QUOTED PASSAGE:
Paradigm shift

originally posted by VLM:

Oh come on. Honestly? We're going to get atomistic about everything? Why stop at "individual wine"? How about what's in the glass in front of you? That's clearly where this line of reasoning leads.

As a scientist you make generalizations every day, why do your panties get all bunched up here?

This is certainly flabby.

as a scientist, i see folks make lame-assed unwarranted generalizations every day. i rue those too.

the point is, what do you bring to the glass in front of you? (or are we going to be so absurdly dickheaded as to suppose that there exists simultaneously both an ideally undiscriminated and discriminating palate -- in which case, i want to see your designs for the perceptual motion machine). once we lose the bullshit, the taster herself is posed a question: what do you bring to the experience -- an understanding of what might be in that glass, or in glasses in general?

it turns out that the variance itself varies between wines; and pinots are a bitch.

you are smart. i know. which means that you can also figure out the differences in the deltas.

fb.
 
originally posted by fatboy:
as a scientist, i see folks make lame-assed unwarranted generalizations every day. i rue those too.

the point is, what do you bring to the glass in front of you? (or are we going to be so absurdly dickheaded as to suppose that there exists simultaneously both an ideally undiscriminated and discriminating palate -- in which case, i want to see your designs for the perceptual motion machine). once we lose the bullshit, the taster herself is posed a question: what do you bring to the experience -- an understanding of what might be in that glass, or in glasses in general?

it turns out that the variance itself varies between wines; and pinots are a bitch.

you are smart. i know. which means that you can also figure out the differences in the deltas.

fb.

I would submit that a human being is a perceptual motion machine.

The answer is that you bring to that glass an idea of:

1. The vineyard.
2. The vintage.
3. Vineyard+vintage.
4. General motherfucking experience with Burgundy.
5. The producer.
6. Producer+vintage.
7. Producer+vineyard+similar vintage.
8. Producer+vineyard+vintage.

These are rank ordered by information content. All models are wrong, some are more informative than others.
 
originally posted by VLM:

I would submit that a human being is a perceptual motion machine.

this is bonkers.

The answer is that you bring to that glass an idea of:

1. The vineyard.
2. The vintage.
3. Vineyard+vintage.

REQUIRED WORK:
• 1. Give the items that a taster brings an idea of to the glass in the wine-tasting thread above, listed in the rank order the post gives.
• 2. Write what comes next in the wine-tasting thread above, picking up after its last line.

GIVEN DATA:

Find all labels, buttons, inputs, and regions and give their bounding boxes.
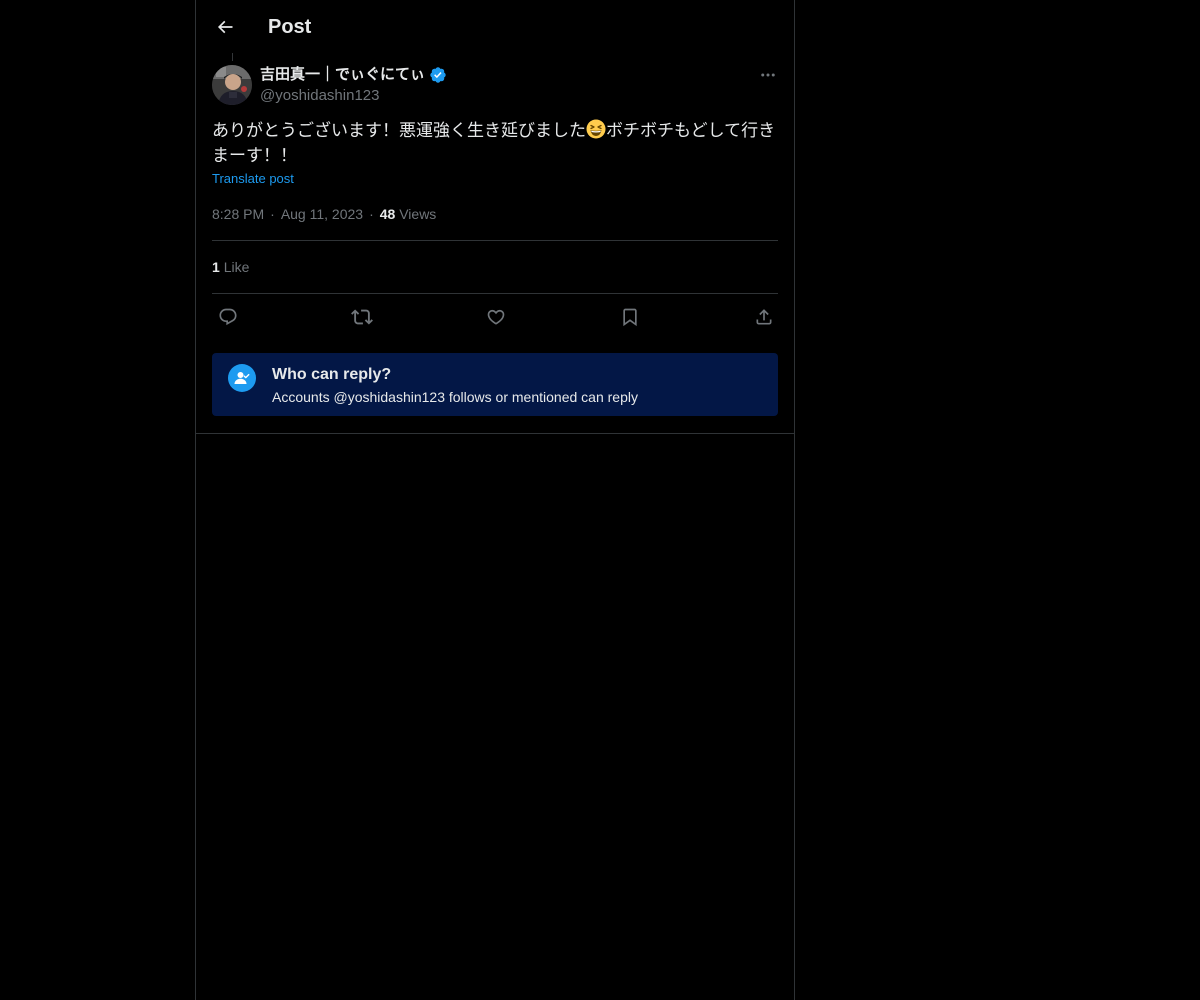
more-options-button[interactable] — [754, 64, 782, 86]
heart-icon — [487, 309, 505, 325]
verified-badge-icon[interactable] — [429, 66, 447, 84]
divider — [212, 293, 778, 294]
translate-post-link[interactable]: Translate post — [212, 170, 294, 188]
avatar[interactable] — [212, 65, 252, 105]
post-date[interactable]: Aug 11, 2023 — [281, 206, 363, 222]
author-handle[interactable]: @yoshidashin123 — [260, 86, 379, 106]
likes-count: 1 — [212, 259, 220, 275]
reply-restriction-title: Who can reply? — [272, 366, 392, 383]
meta-separator: · — [270, 206, 275, 222]
repost-button[interactable] — [349, 304, 375, 330]
views-label: Views — [399, 206, 437, 222]
like-button[interactable] — [483, 304, 509, 330]
meta-separator: · — [369, 206, 374, 222]
back-button[interactable] — [208, 10, 242, 44]
post-text: ありがとうございます！悪運強く生き延びました ボチボチもどして行きまーす！！ — [212, 118, 778, 168]
page-title: Post — [268, 16, 312, 38]
repost-icon — [351, 309, 373, 325]
post-text-part1: ありがとうございます！悪運強く生き延びました — [212, 121, 586, 140]
bookmark-icon — [623, 308, 637, 327]
reply-button[interactable] — [215, 304, 241, 330]
post-meta: 8:28 PM · Aug 11, 2023 · 48 Views — [212, 204, 436, 224]
arrow-left-icon — [217, 20, 233, 34]
divider — [196, 433, 794, 434]
post-time[interactable]: 8:28 PM — [212, 206, 264, 222]
divider — [212, 240, 778, 241]
avatar-image — [212, 65, 252, 105]
author-name-text: 吉田真一｜でぃぐにてぃ — [260, 66, 426, 83]
views-count: 48 — [379, 206, 396, 222]
share-button[interactable] — [751, 304, 777, 330]
more-dots-icon — [761, 73, 775, 77]
bookmark-button[interactable] — [617, 304, 643, 330]
person-check-icon — [228, 364, 256, 392]
reply-restriction-subtitle: Accounts @yoshidashin123 follows or ment… — [272, 389, 638, 405]
thread-connector-line — [232, 53, 233, 61]
share-icon — [756, 309, 772, 325]
likes-label: Like — [223, 259, 250, 275]
author-name[interactable]: 吉田真一｜でぃぐにてぃ — [260, 65, 447, 85]
grinning-squinting-face-icon — [586, 119, 606, 139]
page-header: Post — [196, 0, 794, 53]
primary-column: Post 吉田真一｜でぃぐにてぃ @yoshidashin123 ありがとうござ… — [195, 0, 795, 1000]
reply-restriction-notice: Who can reply? Accounts @yoshidashin123 … — [212, 353, 778, 416]
likes-stat[interactable]: 1 Like — [212, 257, 249, 277]
reply-icon — [219, 308, 237, 326]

OUTPUTS:
• 1.
1. The vineyard.
2. The vintage.
3. Vineyard+vintage.
4. General motherfucking experience with Burgundy.
5. The producer.
6. Producer+vintage.
7. Producer+vineyard+similar vintage.
8. Producer+vineyard+vintage.

• 2.
4. General motherfucking experience with Burgundy.
5. The producer.
6. Producer+vintage.
7. Producer+vineyard+similar vintage.
8. Producer+vineyard+vintage.

These are rank ordered by information content. All models are wrong, some are more informative than others.

to me, this is wrong but informative, in that it suggests that you would always buy an industrially made grand cru from a 'great vintage' over everything else.

shit leads to jadot, no?

for me the order is 5 > 2 > 1, which is why i emphasize #5.

i guess that it is our peers that will judge the success of our approaches...

fb.
 
originally posted by fatboy:

for me the order is 5 > 2 > 1, which is why i emphasize #5.

the fatsink adds that in its opinion, only when 5 and 2 are controlled for does 1 have any value.

which makes sense to me.

fb.
 
Jim, i think part of the problem is you are drinking shut down wines (i say this based on my general knowledge of how 1999 CdN premier crus and 96 jadots are showing, not the wines you drank). If you have a good 2002 premier cru around, try that. I think most burgs open up about ten years after vintage but might go back to sleep.

Jay, i couldn't quite figure out what you were saying above.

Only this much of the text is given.